> _Do this_: Filter the entries and keep only the lines where the string "ffffff" appears.

> _Stored rows_:

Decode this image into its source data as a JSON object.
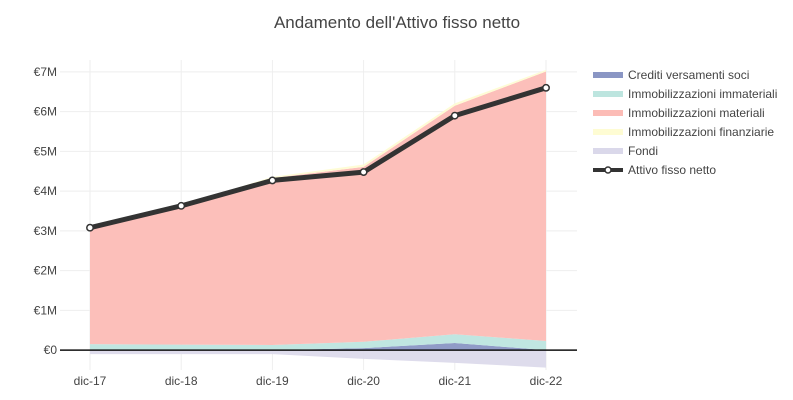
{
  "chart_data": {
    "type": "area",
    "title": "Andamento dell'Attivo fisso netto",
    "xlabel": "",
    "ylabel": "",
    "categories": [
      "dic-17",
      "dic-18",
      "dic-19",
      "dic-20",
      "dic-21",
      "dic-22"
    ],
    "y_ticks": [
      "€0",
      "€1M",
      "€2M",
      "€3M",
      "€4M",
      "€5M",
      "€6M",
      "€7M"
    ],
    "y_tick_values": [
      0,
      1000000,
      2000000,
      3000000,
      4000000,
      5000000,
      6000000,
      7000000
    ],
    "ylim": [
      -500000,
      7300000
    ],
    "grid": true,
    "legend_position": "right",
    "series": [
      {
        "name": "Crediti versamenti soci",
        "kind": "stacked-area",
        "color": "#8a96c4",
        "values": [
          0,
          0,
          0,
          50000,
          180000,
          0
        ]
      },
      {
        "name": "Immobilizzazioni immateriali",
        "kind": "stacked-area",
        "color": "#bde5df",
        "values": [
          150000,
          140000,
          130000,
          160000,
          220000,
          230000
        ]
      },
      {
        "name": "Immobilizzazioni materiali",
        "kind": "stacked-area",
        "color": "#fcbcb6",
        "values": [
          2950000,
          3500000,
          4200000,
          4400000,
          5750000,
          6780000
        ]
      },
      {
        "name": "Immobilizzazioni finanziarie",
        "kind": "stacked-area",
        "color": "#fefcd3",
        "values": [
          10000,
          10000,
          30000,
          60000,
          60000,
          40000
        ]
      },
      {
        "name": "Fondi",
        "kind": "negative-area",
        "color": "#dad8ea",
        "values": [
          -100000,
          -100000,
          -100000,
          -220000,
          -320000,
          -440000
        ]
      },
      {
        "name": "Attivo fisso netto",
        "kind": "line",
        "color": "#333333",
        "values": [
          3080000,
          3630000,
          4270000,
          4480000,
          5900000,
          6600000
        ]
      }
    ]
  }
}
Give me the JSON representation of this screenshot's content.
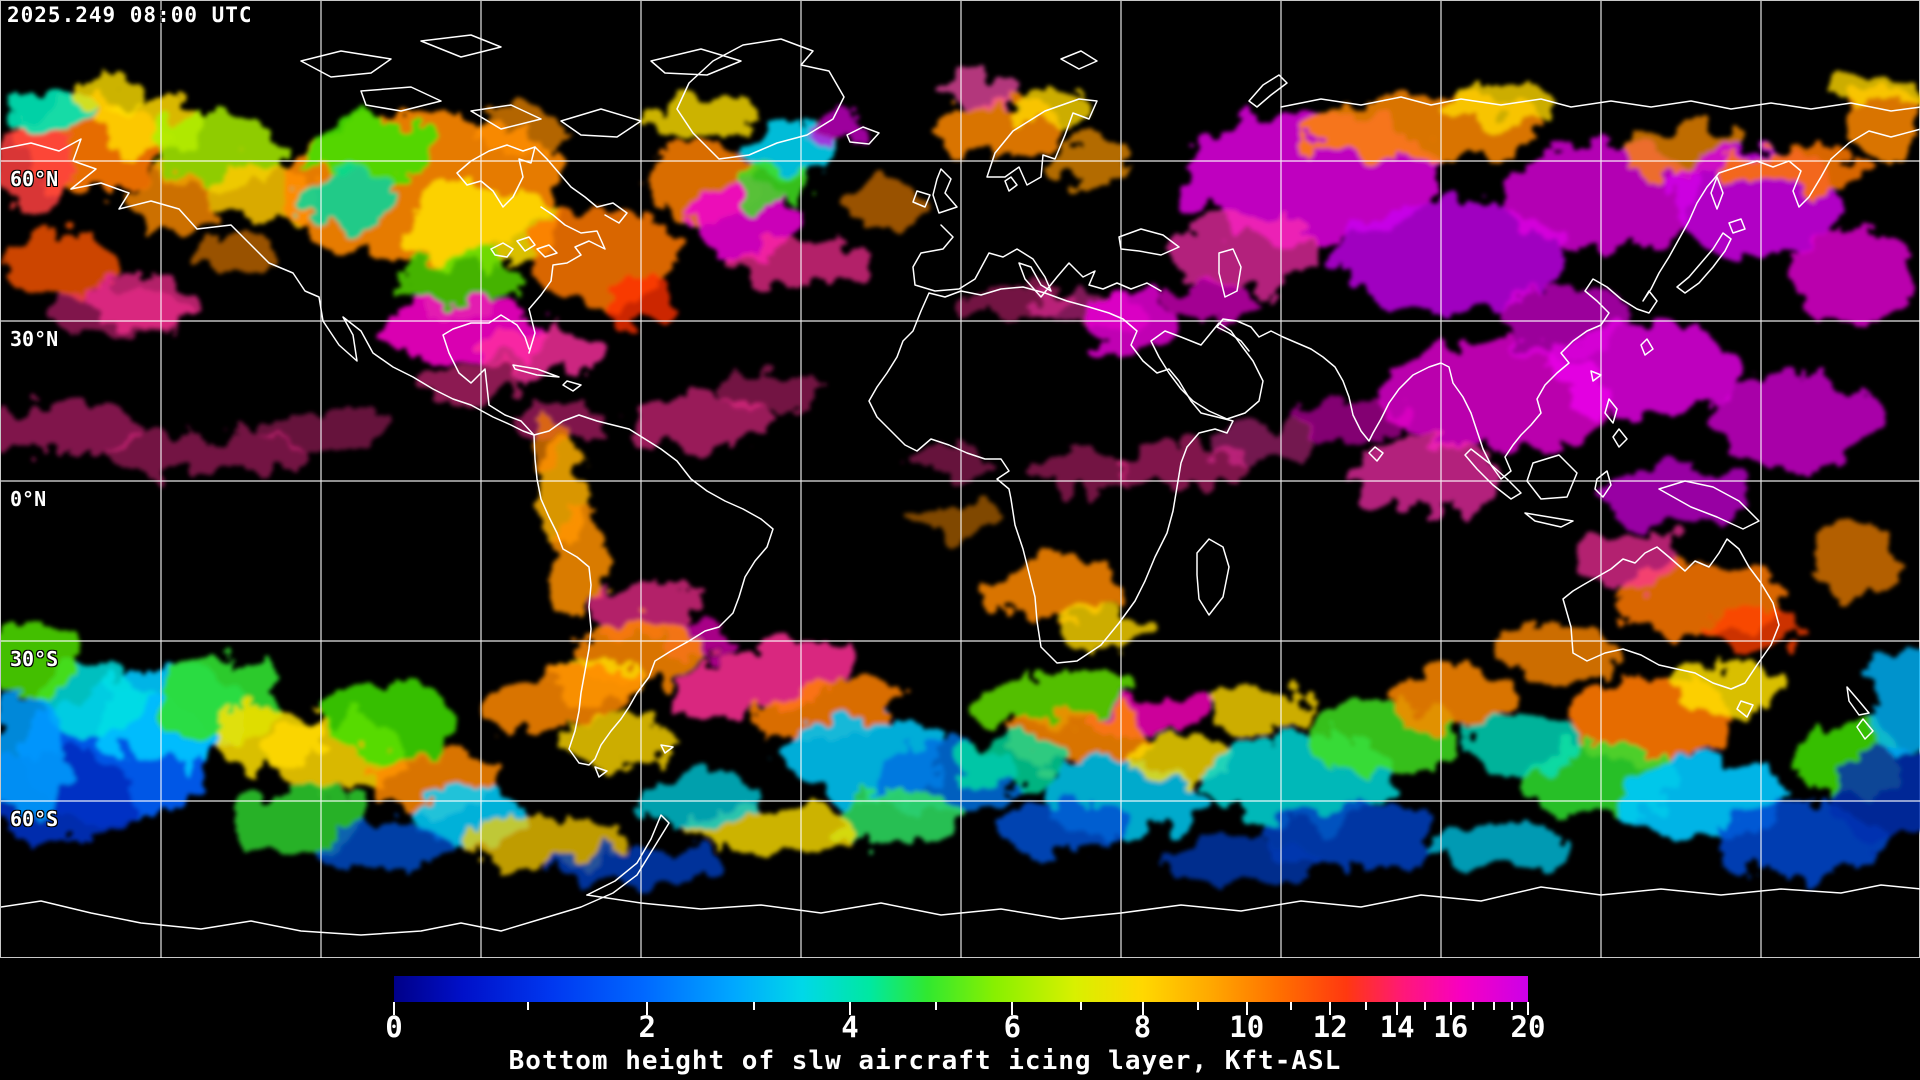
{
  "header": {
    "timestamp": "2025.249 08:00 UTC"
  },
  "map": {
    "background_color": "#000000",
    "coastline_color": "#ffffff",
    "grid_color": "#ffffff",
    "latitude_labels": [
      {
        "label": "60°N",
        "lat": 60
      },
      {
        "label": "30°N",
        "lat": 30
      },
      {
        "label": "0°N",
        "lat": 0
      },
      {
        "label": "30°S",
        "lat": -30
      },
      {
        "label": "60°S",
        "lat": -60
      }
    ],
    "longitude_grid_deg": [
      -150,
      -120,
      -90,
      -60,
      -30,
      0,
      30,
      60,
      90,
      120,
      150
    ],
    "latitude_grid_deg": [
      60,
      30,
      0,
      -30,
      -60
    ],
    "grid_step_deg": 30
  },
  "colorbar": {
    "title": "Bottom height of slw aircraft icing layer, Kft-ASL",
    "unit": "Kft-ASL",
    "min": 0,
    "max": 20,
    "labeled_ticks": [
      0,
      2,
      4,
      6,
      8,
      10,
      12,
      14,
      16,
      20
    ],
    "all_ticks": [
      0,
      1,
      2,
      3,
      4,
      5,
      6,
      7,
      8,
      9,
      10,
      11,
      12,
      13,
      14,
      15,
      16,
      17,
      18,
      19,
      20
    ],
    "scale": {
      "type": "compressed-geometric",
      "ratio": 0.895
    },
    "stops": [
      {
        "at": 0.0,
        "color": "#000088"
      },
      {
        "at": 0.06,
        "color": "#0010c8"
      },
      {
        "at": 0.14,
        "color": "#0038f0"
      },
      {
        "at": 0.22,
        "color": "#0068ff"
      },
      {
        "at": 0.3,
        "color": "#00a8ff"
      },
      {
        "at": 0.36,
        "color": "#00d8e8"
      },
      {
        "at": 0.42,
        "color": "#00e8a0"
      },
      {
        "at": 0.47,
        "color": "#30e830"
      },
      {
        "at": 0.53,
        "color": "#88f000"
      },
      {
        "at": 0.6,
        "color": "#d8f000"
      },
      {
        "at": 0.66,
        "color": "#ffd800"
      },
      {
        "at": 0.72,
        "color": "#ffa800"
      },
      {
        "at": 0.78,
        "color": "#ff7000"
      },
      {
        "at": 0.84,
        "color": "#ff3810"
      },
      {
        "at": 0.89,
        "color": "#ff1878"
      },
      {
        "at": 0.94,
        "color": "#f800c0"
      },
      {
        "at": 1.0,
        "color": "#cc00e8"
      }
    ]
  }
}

> _Written answer_:
    "coastline_color": "#ffffff",
    "grid_color": "#ffffff",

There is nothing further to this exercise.